* TASK TO COMPLETE
Reproduce all the lines below exactly and omit the images.

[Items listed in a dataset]
"""
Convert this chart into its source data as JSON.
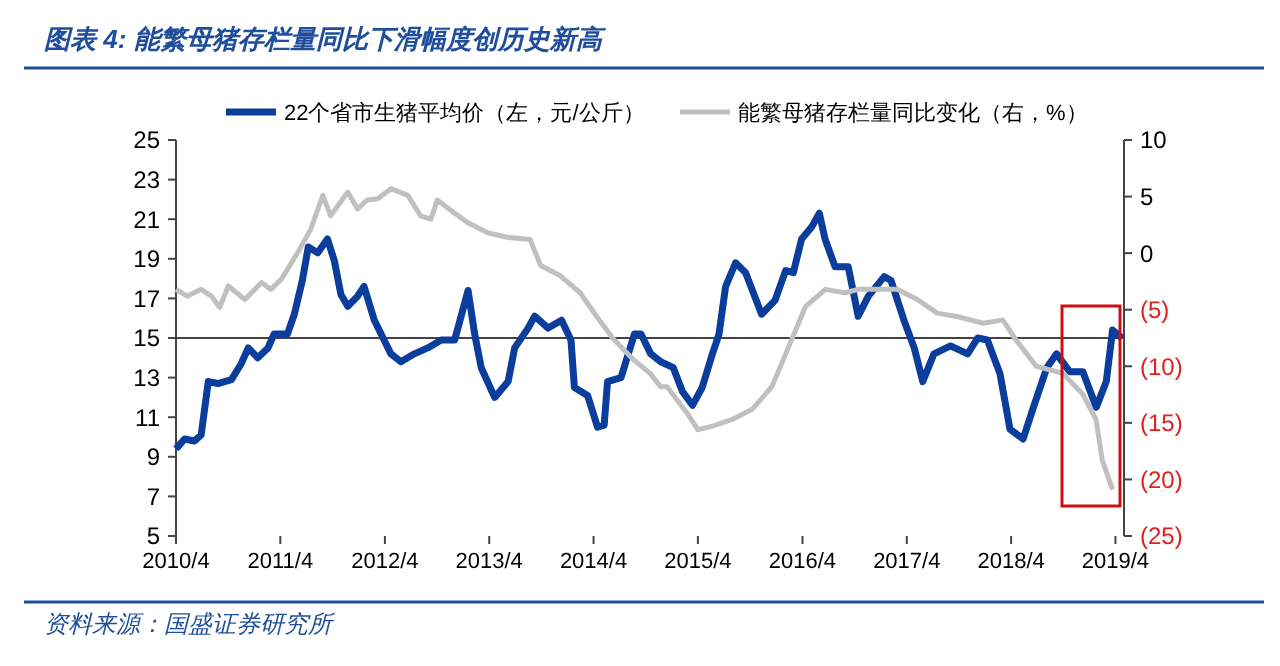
{
  "chart_data": {
    "type": "line",
    "title": "图表 4:  能繁母猪存栏量同比下滑幅度创历史新高",
    "annotations": [
      "资料来源：国盛证券研究所"
    ],
    "legend": "top",
    "grid": false,
    "ref_lines": [
      {
        "axis": "y",
        "value": 15,
        "color": "#444444"
      }
    ],
    "xlim": [
      "2010-04-01",
      "2019-05-01"
    ],
    "xticks": [
      {
        "value": "2010-04-01",
        "label": "2010/4"
      },
      {
        "value": "2011-04-01",
        "label": "2011/4"
      },
      {
        "value": "2012-04-01",
        "label": "2012/4"
      },
      {
        "value": "2013-04-01",
        "label": "2013/4"
      },
      {
        "value": "2014-04-01",
        "label": "2014/4"
      },
      {
        "value": "2015-04-01",
        "label": "2015/4"
      },
      {
        "value": "2016-04-01",
        "label": "2016/4"
      },
      {
        "value": "2017-04-01",
        "label": "2017/4"
      },
      {
        "value": "2018-04-01",
        "label": "2018/4"
      },
      {
        "value": "2019-04-01",
        "label": "2019/4"
      }
    ],
    "ylim": [
      5,
      25
    ],
    "yticks": [
      5,
      7,
      9,
      11,
      13,
      15,
      17,
      19,
      21,
      23,
      25
    ],
    "y2lim": [
      -25,
      10
    ],
    "y2ticks": [
      {
        "value": -25,
        "label": "(25)"
      },
      {
        "value": -20,
        "label": "(20)"
      },
      {
        "value": -15,
        "label": "(15)"
      },
      {
        "value": -10,
        "label": "(10)"
      },
      {
        "value": -5,
        "label": "(5)"
      },
      0,
      5,
      10
    ],
    "series": [
      {
        "name": "22个省市生猪平均价（左，元/公斤）",
        "color": "#0a3d9c",
        "x": [
          "2010-04-01",
          "2010-05-01",
          "2010-06-05",
          "2010-06-28",
          "2010-07-23",
          "2010-08-26",
          "2010-10-12",
          "2010-11-15",
          "2010-12-10",
          "2011-01-12",
          "2011-02-17",
          "2011-03-10",
          "2011-04-26",
          "2011-05-20",
          "2011-06-17",
          "2011-07-08",
          "2011-08-10",
          "2011-09-13",
          "2011-10-07",
          "2011-10-30",
          "2011-11-23",
          "2011-12-27",
          "2012-01-19",
          "2012-02-24",
          "2012-03-29",
          "2012-04-22",
          "2012-05-27",
          "2012-07-13",
          "2012-08-29",
          "2012-10-15",
          "2012-12-01",
          "2013-01-17",
          "2013-02-09",
          "2013-03-04",
          "2013-04-20",
          "2013-06-06",
          "2013-06-29",
          "2013-08-15",
          "2013-09-07",
          "2013-10-24",
          "2013-12-10",
          "2014-01-12",
          "2014-01-24",
          "2014-03-11",
          "2014-04-15",
          "2014-05-08",
          "2014-05-20",
          "2014-07-06",
          "2014-08-22",
          "2014-09-14",
          "2014-10-18",
          "2014-11-22",
          "2015-01-05",
          "2015-02-06",
          "2015-03-13",
          "2015-04-16",
          "2015-05-22",
          "2015-06-14",
          "2015-07-07",
          "2015-08-11",
          "2015-09-15",
          "2015-11-10",
          "2015-12-27",
          "2016-02-02",
          "2016-02-29",
          "2016-03-29",
          "2016-05-03",
          "2016-05-30",
          "2016-06-19",
          "2016-07-24",
          "2016-09-08",
          "2016-10-13",
          "2016-11-17",
          "2017-01-12",
          "2017-02-05",
          "2017-03-22",
          "2017-04-27",
          "2017-05-27",
          "2017-07-05",
          "2017-09-01",
          "2017-10-31",
          "2017-12-05",
          "2018-01-08",
          "2018-02-21",
          "2018-03-28",
          "2018-05-13",
          "2018-06-18",
          "2018-08-04",
          "2018-09-07",
          "2018-10-23",
          "2018-12-08",
          "2019-01-24",
          "2019-02-28",
          "2019-03-22",
          "2019-04-24"
        ],
        "values": [
          9.4,
          9.9,
          9.8,
          10.1,
          12.8,
          12.7,
          12.9,
          13.7,
          14.5,
          14.0,
          14.5,
          15.2,
          15.2,
          16.2,
          17.9,
          19.6,
          19.3,
          20.0,
          18.9,
          17.2,
          16.6,
          17.1,
          17.6,
          15.9,
          14.9,
          14.2,
          13.8,
          14.2,
          14.5,
          14.9,
          14.9,
          17.4,
          15.2,
          13.5,
          12.0,
          12.8,
          14.5,
          15.5,
          16.1,
          15.5,
          15.9,
          14.9,
          12.5,
          12.1,
          10.5,
          10.6,
          12.8,
          13.0,
          15.2,
          15.2,
          14.2,
          13.8,
          13.5,
          12.3,
          11.6,
          12.5,
          14.2,
          15.2,
          17.6,
          18.8,
          18.3,
          16.2,
          16.9,
          18.4,
          18.3,
          20.0,
          20.6,
          21.3,
          20.0,
          18.6,
          18.6,
          16.1,
          17.1,
          18.1,
          17.9,
          15.9,
          14.5,
          12.8,
          14.2,
          14.6,
          14.2,
          15.0,
          14.9,
          13.2,
          10.4,
          9.9,
          11.5,
          13.5,
          14.2,
          13.3,
          13.3,
          11.5,
          12.8,
          15.4,
          15.0
        ]
      },
      {
        "name": "能繁母猪存栏量同比变化（右，%）",
        "color": "#c0c0c0",
        "axis": "y2",
        "x": [
          "2010-04-01",
          "2010-05-10",
          "2010-06-28",
          "2010-08-03",
          "2010-09-01",
          "2010-10-01",
          "2010-11-28",
          "2011-01-25",
          "2011-02-27",
          "2011-04-05",
          "2011-06-02",
          "2011-07-16",
          "2011-08-28",
          "2011-09-24",
          "2011-11-23",
          "2011-12-27",
          "2012-01-30",
          "2012-03-07",
          "2012-04-22",
          "2012-06-20",
          "2012-08-04",
          "2012-09-09",
          "2012-10-01",
          "2012-11-28",
          "2013-01-15",
          "2013-03-26",
          "2013-06-03",
          "2013-08-22",
          "2013-09-28",
          "2013-12-06",
          "2014-02-13",
          "2014-04-12",
          "2014-06-10",
          "2014-08-18",
          "2014-10-15",
          "2014-11-21",
          "2014-12-14",
          "2015-02-21",
          "2015-04-01",
          "2015-05-22",
          "2015-07-30",
          "2015-10-08",
          "2015-12-16",
          "2016-02-24",
          "2016-04-12",
          "2016-06-20",
          "2016-08-28",
          "2016-10-13",
          "2016-12-20",
          "2017-02-27",
          "2017-05-08",
          "2017-07-16",
          "2017-09-24",
          "2017-12-24",
          "2018-03-03",
          "2018-04-16",
          "2018-06-28",
          "2018-09-27",
          "2018-12-06",
          "2019-01-23",
          "2019-02-14",
          "2019-03-22"
        ],
        "values": [
          -3.2,
          -3.8,
          -3.2,
          -3.8,
          -4.8,
          -2.9,
          -4.1,
          -2.6,
          -3.2,
          -2.3,
          0.1,
          2.1,
          5.1,
          3.3,
          5.4,
          3.9,
          4.7,
          4.8,
          5.7,
          5.1,
          3.3,
          3.0,
          4.7,
          3.6,
          2.7,
          1.8,
          1.4,
          1.2,
          -1.1,
          -2.0,
          -3.5,
          -5.6,
          -7.6,
          -9.4,
          -10.6,
          -11.8,
          -11.8,
          -14.1,
          -15.6,
          -15.3,
          -14.7,
          -13.8,
          -11.8,
          -7.6,
          -4.7,
          -3.2,
          -3.5,
          -3.2,
          -3.2,
          -3.2,
          -4.1,
          -5.3,
          -5.6,
          -6.2,
          -5.9,
          -7.6,
          -10.0,
          -10.6,
          -12.4,
          -14.7,
          -18.3,
          -20.9
        ]
      }
    ]
  }
}
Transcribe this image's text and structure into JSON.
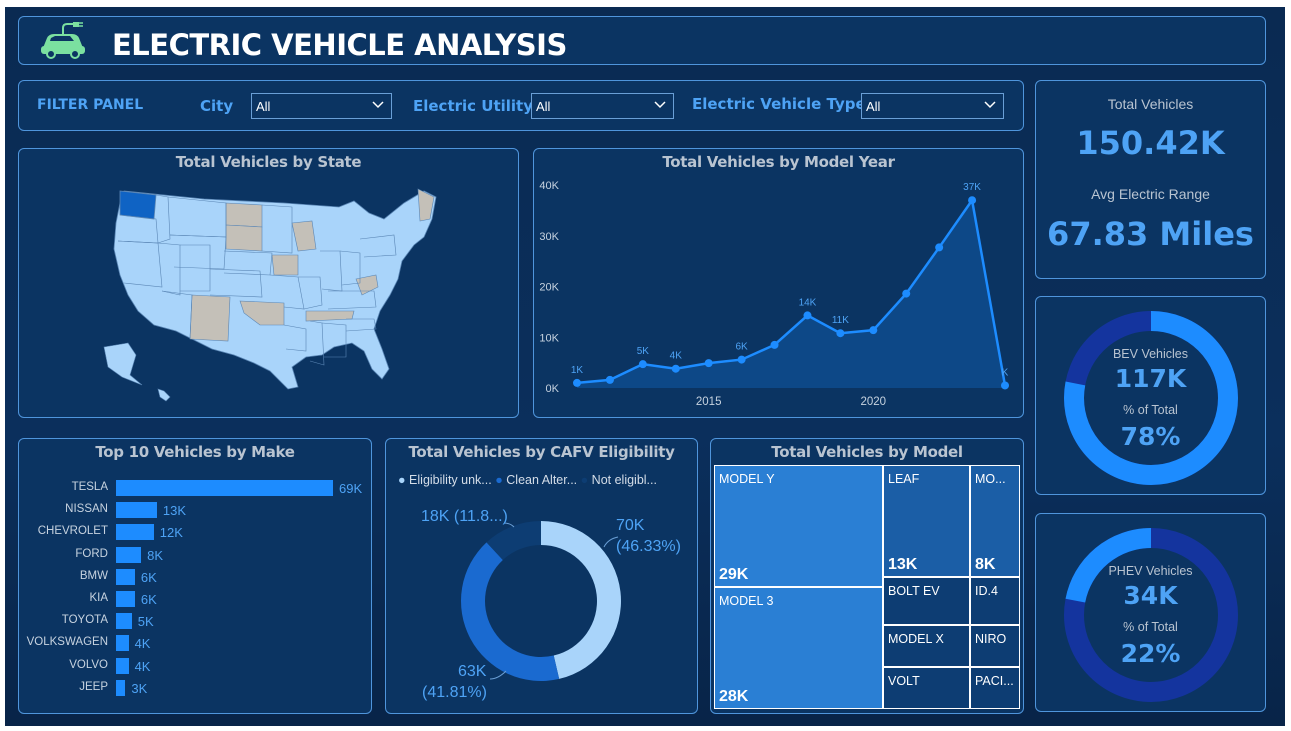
"""
* ANSWER BELOW
Convert this chart into its source data as JSON.
{
  "chart_data": {
    "type": "line",
    "title": "图表 4:  能繁母猪存栏量同比下滑幅度创历史新高",
    "annotations": [
      "资料来源：国盛证券研究所"
    ],
    "legend": "top",
    "grid": false,
    "ref_lines": [
      {
        "axis": "y",
        "value": 15,
        "color": "#444444"
      }
    ],
    "xlim": [
      "2010-04-01",
      "2019-05-01"
    ],
    "xticks": [
      {
        "value": "2010-04-01",
        "label": "2010/4"
      },
      {
        "value": "2011-04-01",
        "label": "2011/4"
      },
      {
        "value": "2012-04-01",
        "label": "2012/4"
      },
      {
        "value": "2013-04-01",
        "label": "2013/4"
      },
      {
        "value": "2014-04-01",
        "label": "2014/4"
      },
      {
        "value": "2015-04-01",
        "label": "2015/4"
      },
      {
        "value": "2016-04-01",
        "label": "2016/4"
      },
      {
        "value": "2017-04-01",
        "label": "2017/4"
      },
      {
        "value": "2018-04-01",
        "label": "2018/4"
      },
      {
        "value": "2019-04-01",
        "label": "2019/4"
      }
    ],
    "ylim": [
      5,
      25
    ],
    "yticks": [
      5,
      7,
      9,
      11,
      13,
      15,
      17,
      19,
      21,
      23,
      25
    ],
    "y2lim": [
      -25,
      10
    ],
    "y2ticks": [
      {
        "value": -25,
        "label": "(25)"
      },
      {
        "value": -20,
        "label": "(20)"
      },
      {
        "value": -15,
        "label": "(15)"
      },
      {
        "value": -10,
        "label": "(10)"
      },
      {
        "value": -5,
        "label": "(5)"
      },
      0,
      5,
      10
    ],
    "series": [
      {
        "name": "22个省市生猪平均价（左，元/公斤）",
        "color": "#0a3d9c",
        "x": [
          "2010-04-01",
          "2010-05-01",
          "2010-06-05",
          "2010-06-28",
          "2010-07-23",
          "2010-08-26",
          "2010-10-12",
          "2010-11-15",
          "2010-12-10",
          "2011-01-12",
          "2011-02-17",
          "2011-03-10",
          "2011-04-26",
          "2011-05-20",
          "2011-06-17",
          "2011-07-08",
          "2011-08-10",
          "2011-09-13",
          "2011-10-07",
          "2011-10-30",
          "2011-11-23",
          "2011-12-27",
          "2012-01-19",
          "2012-02-24",
          "2012-03-29",
          "2012-04-22",
          "2012-05-27",
          "2012-07-13",
          "2012-08-29",
          "2012-10-15",
          "2012-12-01",
          "2013-01-17",
          "2013-02-09",
          "2013-03-04",
          "2013-04-20",
          "2013-06-06",
          "2013-06-29",
          "2013-08-15",
          "2013-09-07",
          "2013-10-24",
          "2013-12-10",
          "2014-01-12",
          "2014-01-24",
          "2014-03-11",
          "2014-04-15",
          "2014-05-08",
          "2014-05-20",
          "2014-07-06",
          "2014-08-22",
          "2014-09-14",
          "2014-10-18",
          "2014-11-22",
          "2015-01-05",
          "2015-02-06",
          "2015-03-13",
          "2015-04-16",
          "2015-05-22",
          "2015-06-14",
          "2015-07-07",
          "2015-08-11",
          "2015-09-15",
          "2015-11-10",
          "2015-12-27",
          "2016-02-02",
          "2016-02-29",
          "2016-03-29",
          "2016-05-03",
          "2016-05-30",
          "2016-06-19",
          "2016-07-24",
          "2016-09-08",
          "2016-10-13",
          "2016-11-17",
          "2017-01-12",
          "2017-02-05",
          "2017-03-22",
          "2017-04-27",
          "2017-05-27",
          "2017-07-05",
          "2017-09-01",
          "2017-10-31",
          "2017-12-05",
          "2018-01-08",
          "2018-02-21",
          "2018-03-28",
          "2018-05-13",
          "2018-06-18",
          "2018-08-04",
          "2018-09-07",
          "2018-10-23",
          "2018-12-08",
          "2019-01-24",
          "2019-02-28",
          "2019-03-22",
          "2019-04-24"
        ],
        "values": [
          9.4,
          9.9,
          9.8,
          10.1,
          12.8,
          12.7,
          12.9,
          13.7,
          14.5,
          14.0,
          14.5,
          15.2,
          15.2,
          16.2,
          17.9,
          19.6,
          19.3,
          20.0,
          18.9,
          17.2,
          16.6,
          17.1,
          17.6,
          15.9,
          14.9,
          14.2,
          13.8,
          14.2,
          14.5,
          14.9,
          14.9,
          17.4,
          15.2,
          13.5,
          12.0,
          12.8,
          14.5,
          15.5,
          16.1,
          15.5,
          15.9,
          14.9,
          12.5,
          12.1,
          10.5,
          10.6,
          12.8,
          13.0,
          15.2,
          15.2,
          14.2,
          13.8,
          13.5,
          12.3,
          11.6,
          12.5,
          14.2,
          15.2,
          17.6,
          18.8,
          18.3,
          16.2,
          16.9,
          18.4,
          18.3,
          20.0,
          20.6,
          21.3,
          20.0,
          18.6,
          18.6,
          16.1,
          17.1,
          18.1,
          17.9,
          15.9,
          14.5,
          12.8,
          14.2,
          14.6,
          14.2,
          15.0,
          14.9,
          13.2,
          10.4,
          9.9,
          11.5,
          13.5,
          14.2,
          13.3,
          13.3,
          11.5,
          12.8,
          15.4,
          15.0
        ]
      },
      {
        "name": "能繁母猪存栏量同比变化（右，%）",
        "color": "#c0c0c0",
        "axis": "y2",
        "x": [
          "2010-04-01",
          "2010-05-10",
          "2010-06-28",
          "2010-08-03",
          "2010-09-01",
          "2010-10-01",
          "2010-11-28",
          "2011-01-25",
          "2011-02-27",
          "2011-04-05",
          "2011-06-02",
          "2011-07-16",
          "2011-08-28",
          "2011-09-24",
          "2011-11-23",
          "2011-12-27",
          "2012-01-30",
          "2012-03-07",
          "2012-04-22",
          "2012-06-20",
          "2012-08-04",
          "2012-09-09",
          "2012-10-01",
          "2012-11-28",
          "2013-01-15",
          "2013-03-26",
          "2013-06-03",
          "2013-08-22",
          "2013-09-28",
          "2013-12-06",
          "2014-02-13",
          "2014-04-12",
          "2014-06-10",
          "2014-08-18",
          "2014-10-15",
          "2014-11-21",
          "2014-12-14",
          "2015-02-21",
          "2015-04-01",
          "2015-05-22",
          "2015-07-30",
          "2015-10-08",
          "2015-12-16",
          "2016-02-24",
          "2016-04-12",
          "2016-06-20",
          "2016-08-28",
          "2016-10-13",
          "2016-12-20",
          "2017-02-27",
          "2017-05-08",
          "2017-07-16",
          "2017-09-24",
          "2017-12-24",
          "2018-03-03",
          "2018-04-16",
          "2018-06-28",
          "2018-09-27",
          "2018-12-06",
          "2019-01-23",
          "2019-02-14",
          "2019-03-22"
        ],
        "values": [
          -3.2,
          -3.8,
          -3.2,
          -3.8,
          -4.8,
          -2.9,
          -4.1,
          -2.6,
          -3.2,
          -2.3,
          0.1,
          2.1,
          5.1,
          3.3,
          5.4,
          3.9,
          4.7,
          4.8,
          5.7,
          5.1,
          3.3,
          3.0,
          4.7,
          3.6,
          2.7,
          1.8,
          1.4,
          1.2,
          -1.1,
          -2.0,
          -3.5,
          -5.6,
          -7.6,
          -9.4,
          -10.6,
          -11.8,
          -11.8,
          -14.1,
          -15.6,
          -15.3,
          -14.7,
          -13.8,
          -11.8,
          -7.6,
          -4.7,
          -3.2,
          -3.5,
          -3.2,
          -3.2,
          -3.2,
          -4.1,
          -5.3,
          -5.6,
          -6.2,
          -5.9,
          -7.6,
          -10.0,
          -10.6,
          -12.4,
          -14.7,
          -18.3,
          -20.9
        ]
      }
    ]
  }
}
Transcribe this image's text and structure into JSON.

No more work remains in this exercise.